-- START RECORDS FOR PROCESSING --
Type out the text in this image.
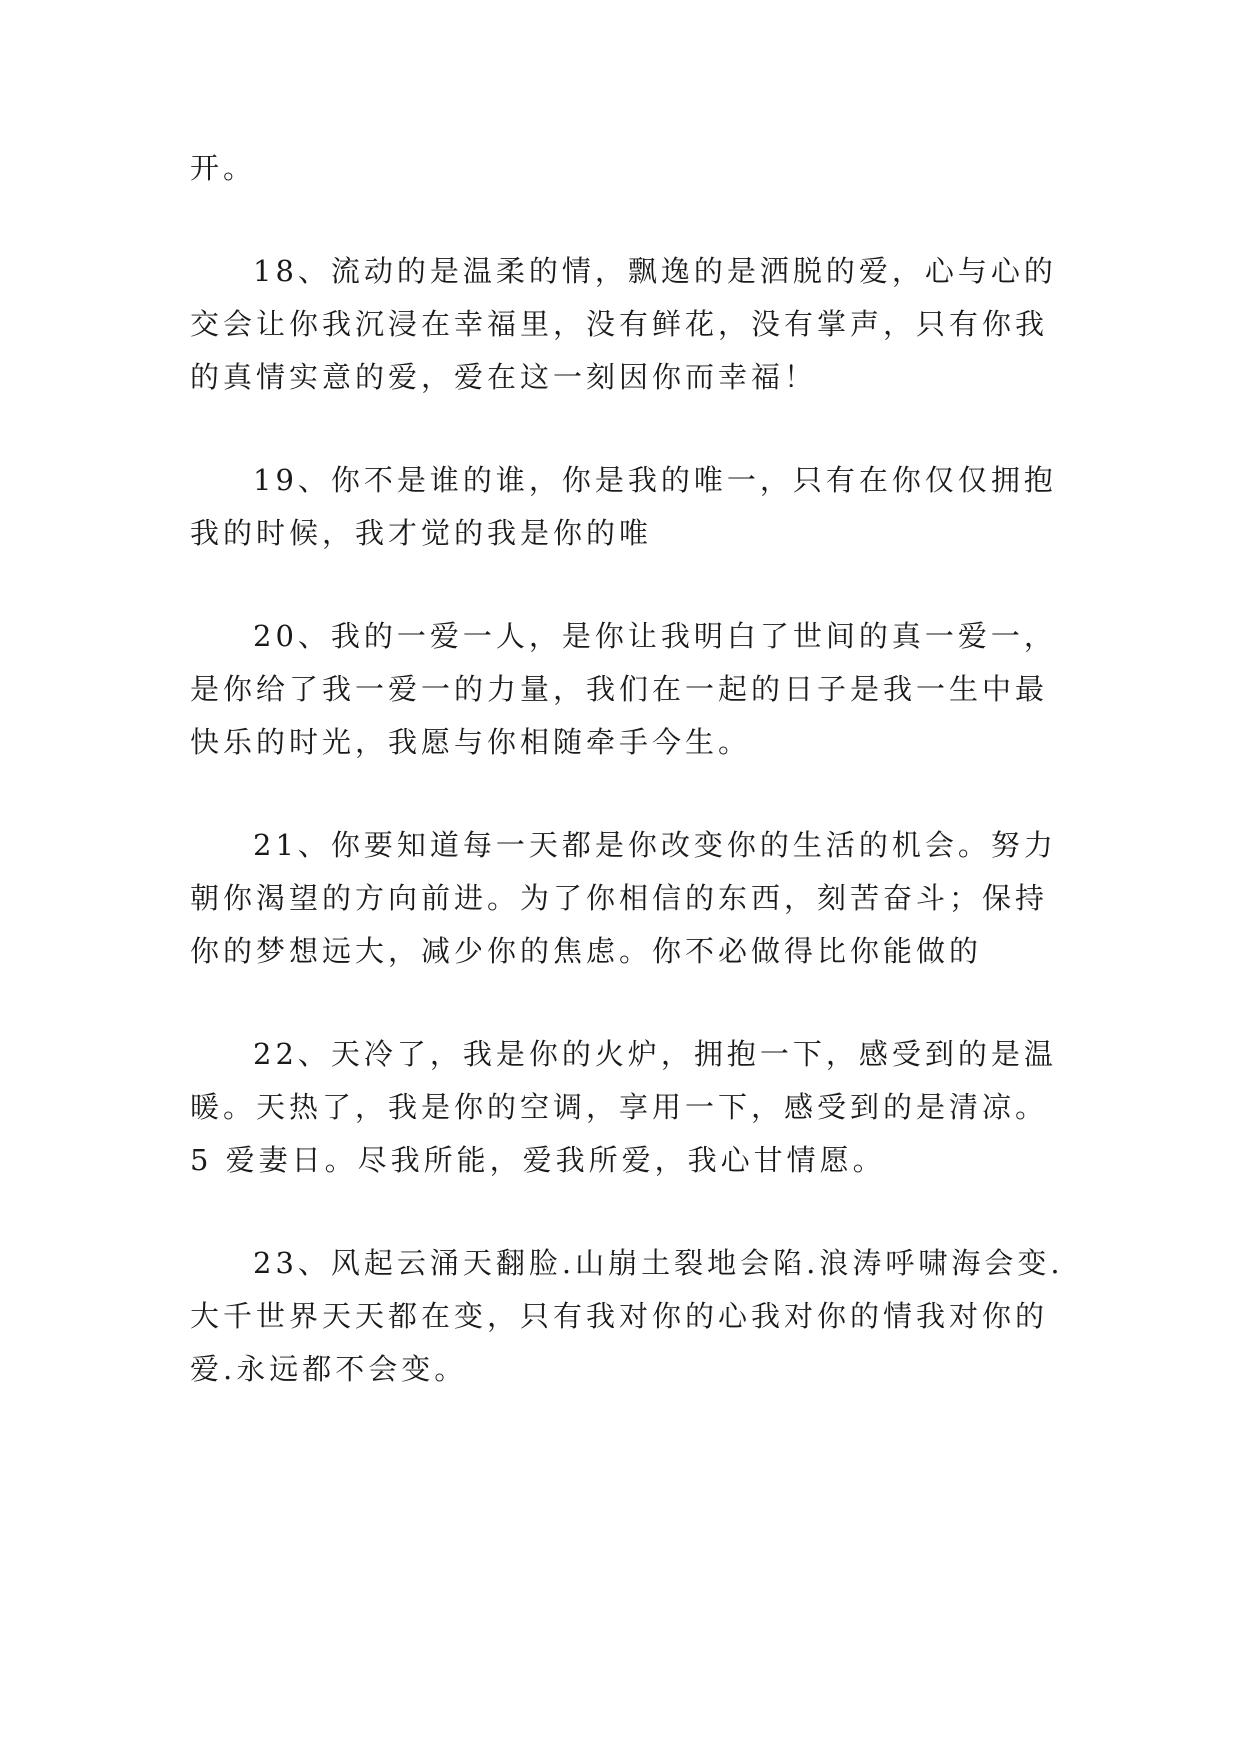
开。
18、流动的是温柔的情，飘逸的是洒脱的爱，心与心的
交会让你我沉浸在幸福里，没有鲜花，没有掌声，只有你我
的真情实意的爱，爱在这一刻因你而幸福！
19、你不是谁的谁，你是我的唯一，只有在你仅仅拥抱
我的时候，我才觉的我是你的唯
20、我的一爱一人，是你让我明白了世间的真一爱一，
是你给了我一爱一的力量，我们在一起的日子是我一生中最
快乐的时光，我愿与你相随牵手今生。
21、你要知道每一天都是你改变你的生活的机会。努力
朝你渴望的方向前进。为了你相信的东西，刻苦奋斗；保持
你的梦想远大，减少你的焦虑。你不必做得比你能做的
22、天冷了，我是你的火炉，拥抱一下，感受到的是温
暖。天热了，我是你的空调，享用一下，感受到的是清凉。
5 爱妻日。尽我所能，爱我所爱，我心甘情愿。
23、风起云涌天翻脸.山崩土裂地会陷.浪涛呼啸海会变.
大千世界天天都在变，只有我对你的心我对你的情我对你的
爱.永远都不会变。
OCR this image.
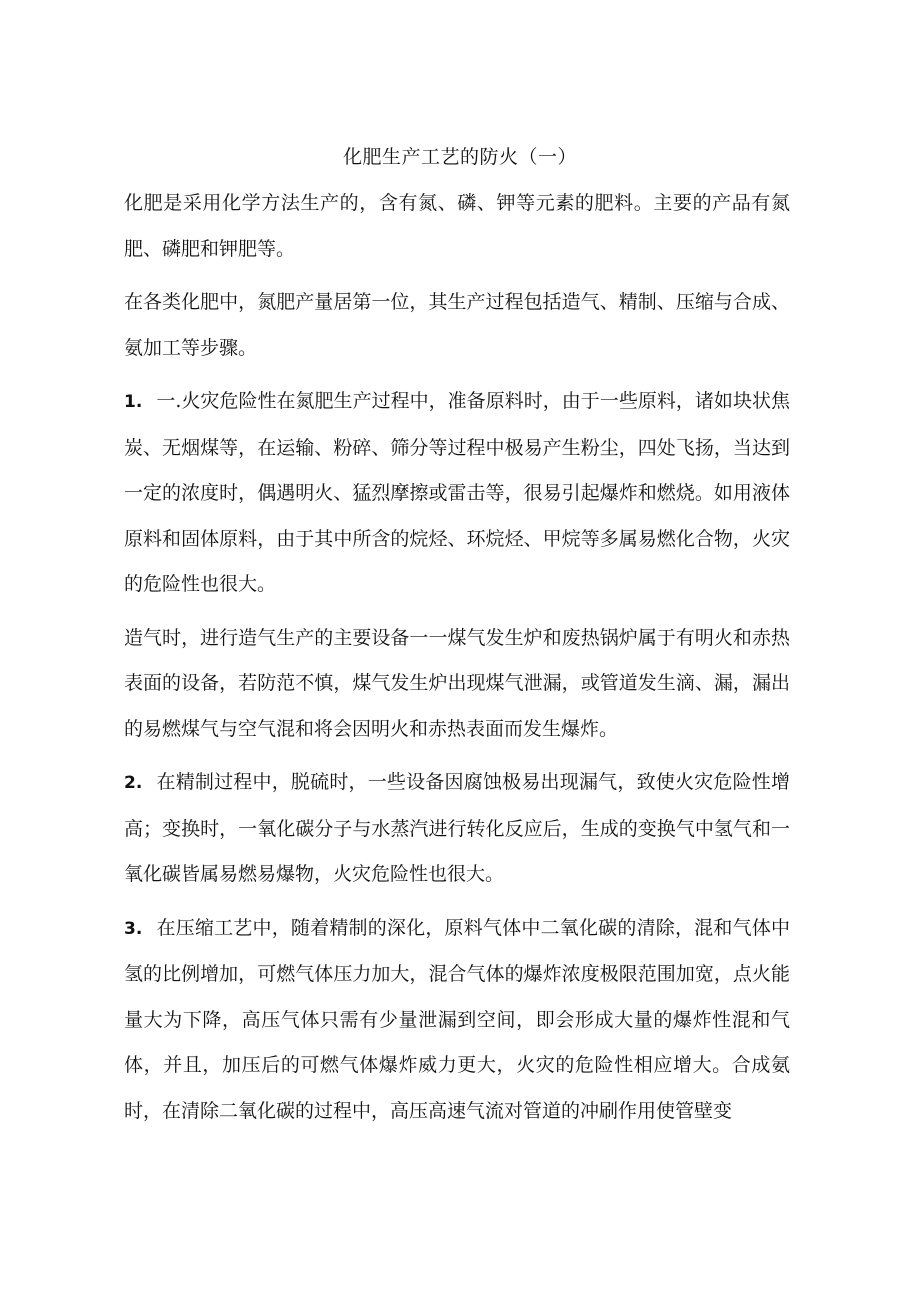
化肥生产工艺的防火（一）

化肥是采用化学方法生产的，含有氮、磷、钾等元素的肥料。主要的产品有氮肥、磷肥和钾肥等。

在各类化肥中，氮肥产量居第一位，其生产过程包括造气、精制、压缩与合成、氨加工等步骤。

1. 一.火灾危险性在氮肥生产过程中，准备原料时，由于一些原料，诸如块状焦炭、无烟煤等，在运输、粉碎、筛分等过程中极易产生粉尘，四处飞扬，当达到一定的浓度时，偶遇明火、猛烈摩擦或雷击等，很易引起爆炸和燃烧。如用液体原料和固体原料，由于其中所含的烷烃、环烷烃、甲烷等多属易燃化合物，火灾的危险性也很大。

造气时，进行造气生产的主要设备一一煤气发生炉和废热锅炉属于有明火和赤热表面的设备，若防范不慎，煤气发生炉出现煤气泄漏，或管道发生滴、漏，漏出的易燃煤气与空气混和将会因明火和赤热表面而发生爆炸。

2. 在精制过程中，脱硫时，一些设备因腐蚀极易出现漏气，致使火灾危险性增高；变换时，一氧化碳分子与水蒸汽进行转化反应后，生成的变换气中氢气和一氧化碳皆属易燃易爆物，火灾危险性也很大。

3. 在压缩工艺中，随着精制的深化，原料气体中二氧化碳的清除，混和气体中氢的比例增加，可燃气体压力加大，混合气体的爆炸浓度极限范围加宽，点火能量大为下降，高压气体只需有少量泄漏到空间，即会形成大量的爆炸性混和气体，并且，加压后的可燃气体爆炸威力更大，火灾的危险性相应增大。合成氨时，在清除二氧化碳的过程中，高压高速气流对管道的冲刷作用使管壁变
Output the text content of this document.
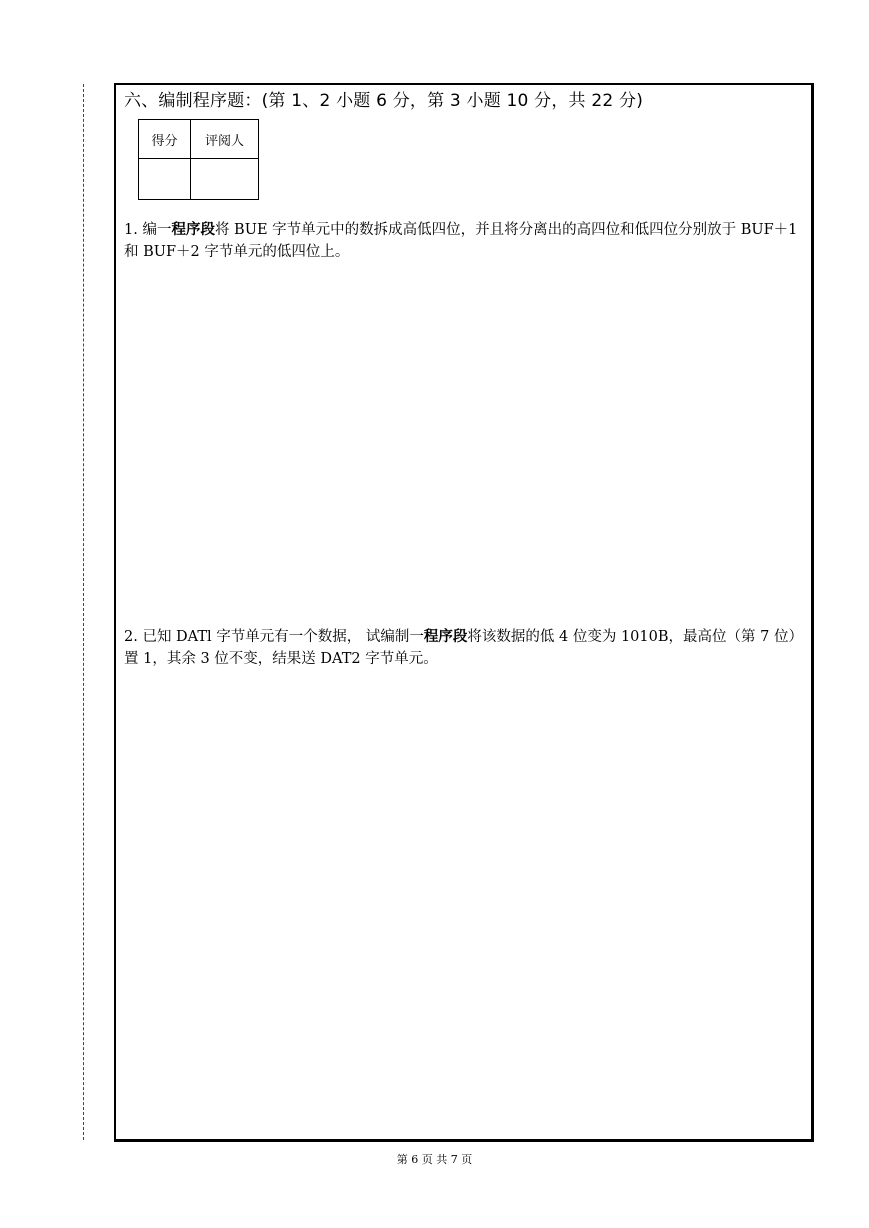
六、编制程序题：(第 1、2 小题 6 分，第 3 小题 10 分，共 22 分)
得分	评阅人

1. 编一程序段将 BUE 字节单元中的数拆成高低四位，并且将分离出的高四位和低四位分别放于 BUF＋1 和 BUF＋2 字节单元的低四位上。
2. 已知 DATl 字节单元有一个数据， 试编制一程序段将该数据的低 4 位变为 1010B，最高位（第 7 位）置 1，其余 3 位不变，结果送 DAT2 字节单元。
第 6 页 共 7 页
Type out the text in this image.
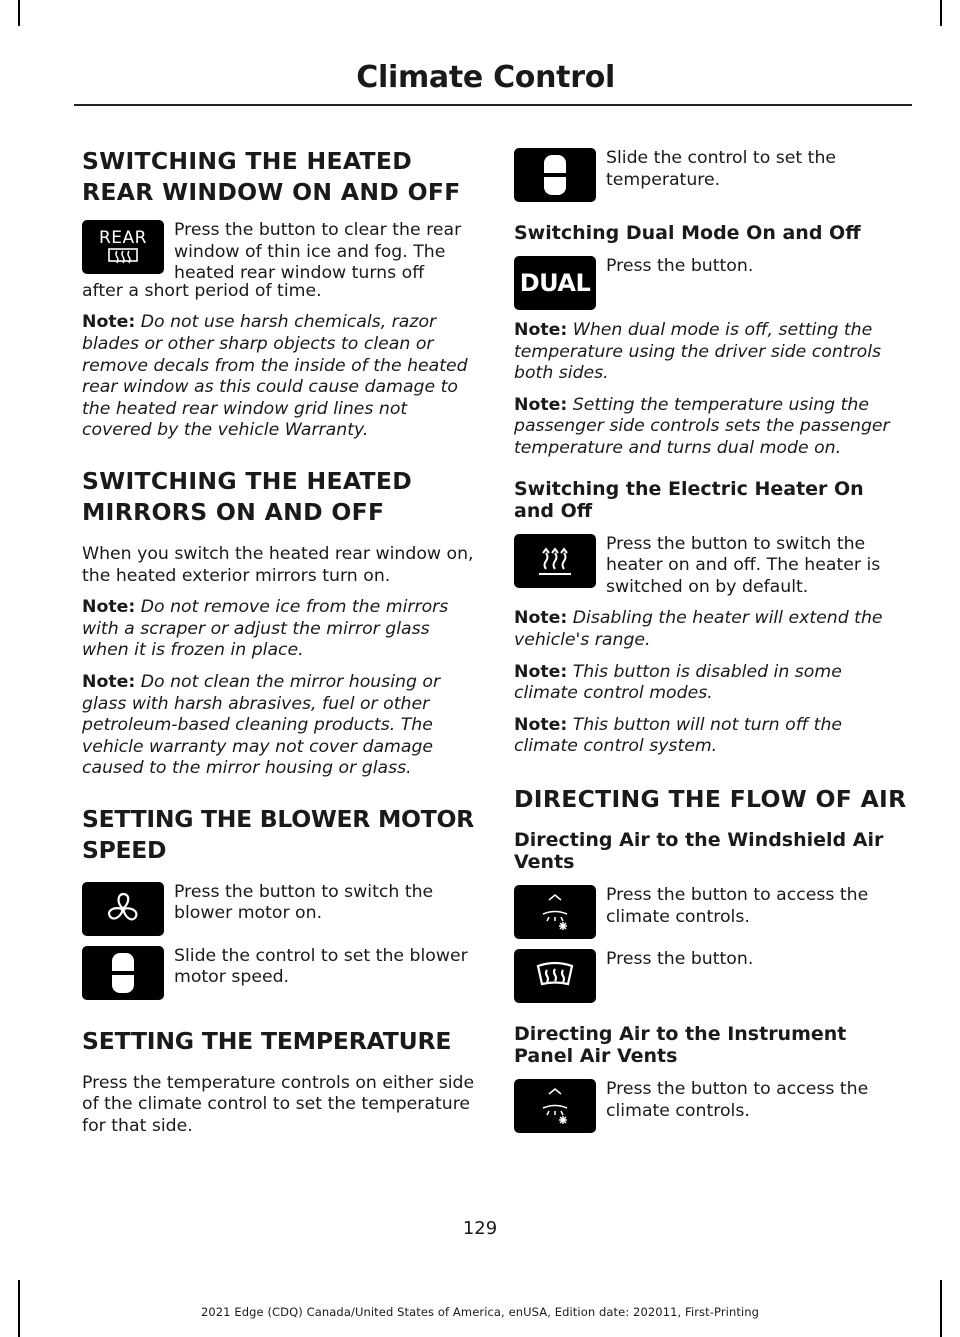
Climate Control
SWITCHING THE HEATED
REAR WINDOW ON AND OFF
REAR	Press the button to clear the rear window of thin ice and fog. The heated rear window turns off

after a short period of time.

Note: Do not use harsh chemicals, razor blades or other sharp objects to clean or remove decals from the inside of the heated rear window as this could cause damage to the heated rear window grid lines not covered by the vehicle Warranty.

SWITCHING THE HEATED
MIRRORS ON AND OFF

When you switch the heated rear window on, the heated exterior mirrors turn on.

Note: Do not remove ice from the mirrors with a scraper or adjust the mirror glass when it is frozen in place.

Note: Do not clean the mirror housing or glass with harsh abrasives, fuel or other petroleum-based cleaning products. The vehicle warranty may not cover damage caused to the mirror housing or glass.

SETTING THE BLOWER MOTOR
SPEED

Press the button to switch the blower motor on.

Slide the control to set the blower motor speed.

SETTING THE TEMPERATURE

Press the temperature controls on either side of the climate control to set the temperature for that side.

Slide the control to set the temperature.

Switching Dual Mode On and Off
DUAL

Press the button.

Note: When dual mode is off, setting the temperature using the driver side controls both sides.

Note: Setting the temperature using the passenger side controls sets the passenger temperature and turns dual mode on.

Switching the Electric Heater On and Off

Press the button to switch the heater on and off. The heater is switched on by default.

Note: Disabling the heater will extend the vehicle's range.

Note: This button is disabled in some climate control modes.

Note: This button will not turn off the climate control system.

DIRECTING THE FLOW OF AIR
Directing Air to the Windshield Air Vents

Press the button to access the climate controls.

Press the button.

Directing Air to the Instrument Panel Air Vents

Press the button to access the climate controls.

129
2021 Edge (CDQ) Canada/United States of America, enUSA, Edition date: 202011, First-Printing
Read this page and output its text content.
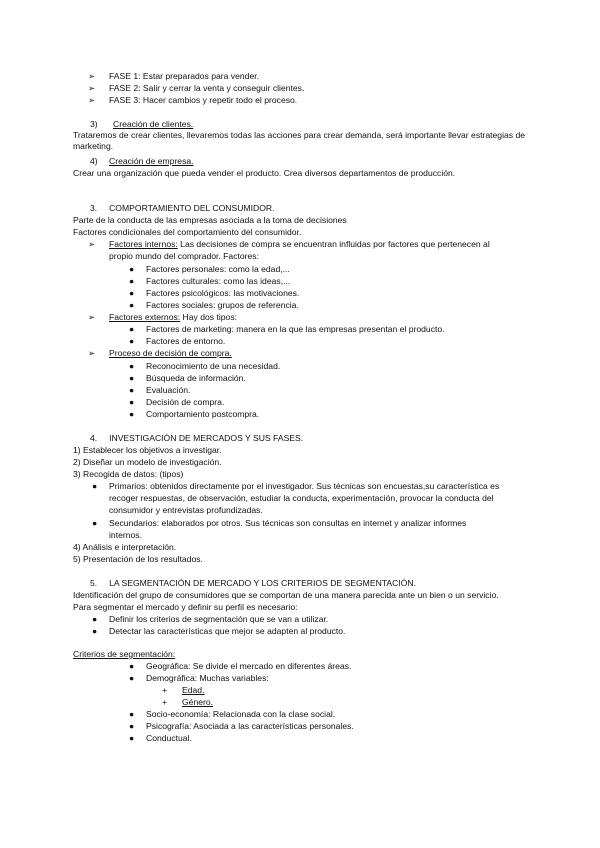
➢ FASE 1: Estar preparados para vender.
➢ FASE 2: Salir y cerrar la venta y conseguir clientes.
➢ FASE 3: Hacer cambios y repetir todo el proceso.
3) Creación de clientes.
Trataremos de crear clientes, llevaremos todas las acciones para crear demanda, será importante llevar estrategias de marketing.
4) Creación de empresa.
Crear una organización que pueda vender el producto. Crea diversos departamentos de producción.
3.     COMPORTAMIENTO DEL CONSUMIDOR.
Parte de la conducta de las empresas asociada a la toma de decisiones
Factores condicionales del comportamiento del consumidor.
➢ Factores internos: Las decisiones de compra se encuentran influidas por factores que pertenecen al
propio mundo del comprador. Factores:
● Factores personales: como la edad,...
● Factores culturales: como las ideas,...
● Factores psicológicos: las motivaciones.
● Factores sociales: grupos de referencia.
➢ Factores externos: Hay dos tipos:
● Factores de marketing: manera en la que las empresas presentan el producto.
● Factores de entorno.
➢ Proceso de decisión de compra.
● Reconocimiento de una necesidad.
● Búsqueda de información.
● Evaluación.
● Decisión de compra.
● Comportamiento postcompra.
4.     INVESTIGACIÓN DE MERCADOS Y SUS FASES.
1) Establecer los objetivos a investigar.
2) Diseñar un modelo de investigación.
3) Recogida de datos: (tipos)
● Primarios: obtenidos directamente por el investigador. Sus técnicas son encuestas,su característica es
recoger respuestas, de observación, estudiar la conducta, experimentación, provocar la conducta del
consumidor y entrevistas profundizadas.
● Secundarios: elaborados por otros. Sus técnicas son consultas en internet y analizar informes
internos.
4) Análisis e interpretación.
5) Presentación de los resultados.
5.     LA SEGMENTACIÓN DE MERCADO Y LOS CRITERIOS DE SEGMENTACIÓN.
Identificación del grupo de consumidores que se comportan de una manera parecida ante un bien o un servicio.
Para segmentar el mercado y definir su perfil es necesario:
● Definir los criterios de segmentación que se van a utilizar.
● Detectar las características que mejor se adapten al producto.
Criterios de segmentación:
● Geográfica: Se divide el mercado en diferentes áreas.
● Demográfica: Muchas variables:
+ Edad.
+ Género.
● Socio-economía: Relacionada con la clase social.
● Psicografía: Asociada a las características personales.
● Conductual.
-- END RECORDS FOR PROCESSING --
Show every line where the string "damage" appears.

> _RESULT_
Note: Do not use harsh chemicals, razor blades or other sharp objects to clean or remove decals from the inside of the heated rear window as this could cause damage to the heated rear window grid lines not covered by the vehicle Warranty.
Note: Do not clean the mirror housing or glass with harsh abrasives, fuel or other petroleum-based cleaning products. The vehicle warranty may not cover damage caused to the mirror housing or glass.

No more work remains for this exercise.